Recorded data.
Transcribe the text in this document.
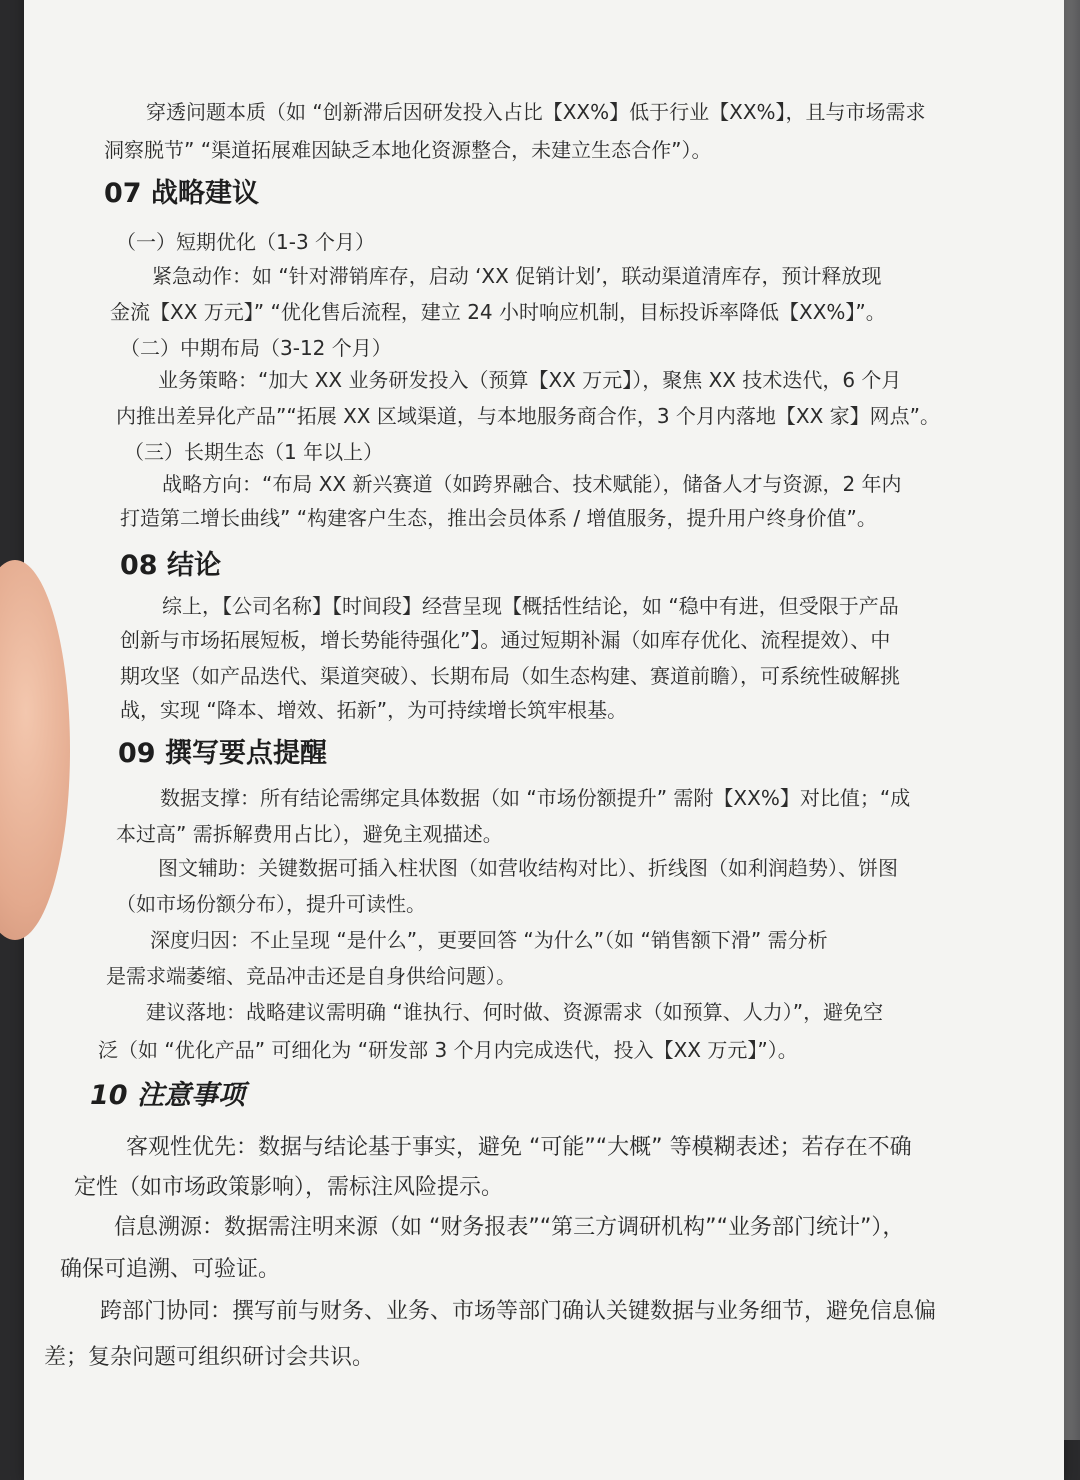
穿透问题本质（如 “创新滞后因研发投入占比【XX%】低于行业【XX%】，且与市场需求
洞察脱节” “渠道拓展难因缺乏本地化资源整合，未建立生态合作”）。
07 战略建议
（一）短期优化（1-3 个月）
紧急动作：如 “针对滞销库存，启动 ‘XX 促销计划’，联动渠道清库存，预计释放现
金流【XX 万元】” “优化售后流程，建立 24 小时响应机制，目标投诉率降低【XX%】”。
（二）中期布局（3-12 个月）
业务策略：“加大 XX 业务研发投入（预算【XX 万元】），聚焦 XX 技术迭代，6 个月
内推出差异化产品”“拓展 XX 区域渠道，与本地服务商合作，3 个月内落地【XX 家】网点”。
（三）长期生态（1 年以上）
战略方向：“布局 XX 新兴赛道（如跨界融合、技术赋能），储备人才与资源，2 年内
打造第二增长曲线” “构建客户生态，推出会员体系 / 增值服务，提升用户终身价值”。
08 结论
综上，【公司名称】【时间段】经营呈现【概括性结论，如 “稳中有进，但受限于产品
创新与市场拓展短板，增长势能待强化”】。通过短期补漏（如库存优化、流程提效）、中
期攻坚（如产品迭代、渠道突破）、长期布局（如生态构建、赛道前瞻），可系统性破解挑
战，实现 “降本、增效、拓新”，为可持续增长筑牢根基。
09 撰写要点提醒
数据支撑：所有结论需绑定具体数据（如 “市场份额提升” 需附【XX%】对比值；“成
本过高” 需拆解费用占比），避免主观描述。
图文辅助：关键数据可插入柱状图（如营收结构对比）、折线图（如利润趋势）、饼图
（如市场份额分布），提升可读性。
深度归因：不止呈现 “是什么”，更要回答 “为什么”（如 “销售额下滑” 需分析
是需求端萎缩、竞品冲击还是自身供给问题）。
建议落地：战略建议需明确 “谁执行、何时做、资源需求（如预算、人力）”，避免空
泛（如 “优化产品” 可细化为 “研发部 3 个月内完成迭代，投入【XX 万元】”）。
10 注意事项
客观性优先：数据与结论基于事实，避免 “可能”“大概” 等模糊表述；若存在不确
定性（如市场政策影响），需标注风险提示。
信息溯源：数据需注明来源（如 “财务报表”“第三方调研机构”“业务部门统计”），
确保可追溯、可验证。
跨部门协同：撰写前与财务、业务、市场等部门确认关键数据与业务细节，避免信息偏
差；复杂问题可组织研讨会共识。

What the exercise asks. Omit the pictures and reproduce the listing exactly.

Output below.
Transcribe the text in this document.
穿透问题本质（如 “创新滞后因研发投入占比【XX%】低于行业【XX%】，且与市场需求
洞察脱节” “渠道拓展难因缺乏本地化资源整合，未建立生态合作”）。
07 战略建议
（一）短期优化（1-3 个月）
紧急动作：如 “针对滞销库存，启动 ‘XX 促销计划’，联动渠道清库存，预计释放现
金流【XX 万元】” “优化售后流程，建立 24 小时响应机制，目标投诉率降低【XX%】”。
（二）中期布局（3-12 个月）
业务策略：“加大 XX 业务研发投入（预算【XX 万元】），聚焦 XX 技术迭代，6 个月
内推出差异化产品”“拓展 XX 区域渠道，与本地服务商合作，3 个月内落地【XX 家】网点”。
（三）长期生态（1 年以上）
战略方向：“布局 XX 新兴赛道（如跨界融合、技术赋能），储备人才与资源，2 年内
打造第二增长曲线” “构建客户生态，推出会员体系 / 增值服务，提升用户终身价值”。
08 结论
综上，【公司名称】【时间段】经营呈现【概括性结论，如 “稳中有进，但受限于产品
创新与市场拓展短板，增长势能待强化”】。通过短期补漏（如库存优化、流程提效）、中
期攻坚（如产品迭代、渠道突破）、长期布局（如生态构建、赛道前瞻），可系统性破解挑
战，实现 “降本、增效、拓新”，为可持续增长筑牢根基。
09 撰写要点提醒
数据支撑：所有结论需绑定具体数据（如 “市场份额提升” 需附【XX%】对比值；“成
本过高” 需拆解费用占比），避免主观描述。
图文辅助：关键数据可插入柱状图（如营收结构对比）、折线图（如利润趋势）、饼图
（如市场份额分布），提升可读性。
深度归因：不止呈现 “是什么”，更要回答 “为什么”（如 “销售额下滑” 需分析
是需求端萎缩、竞品冲击还是自身供给问题）。
建议落地：战略建议需明确 “谁执行、何时做、资源需求（如预算、人力）”，避免空
泛（如 “优化产品” 可细化为 “研发部 3 个月内完成迭代，投入【XX 万元】”）。
10 注意事项
客观性优先：数据与结论基于事实，避免 “可能”“大概” 等模糊表述；若存在不确
定性（如市场政策影响），需标注风险提示。
信息溯源：数据需注明来源（如 “财务报表”“第三方调研机构”“业务部门统计”），
确保可追溯、可验证。
跨部门协同：撰写前与财务、业务、市场等部门确认关键数据与业务细节，避免信息偏
差；复杂问题可组织研讨会共识。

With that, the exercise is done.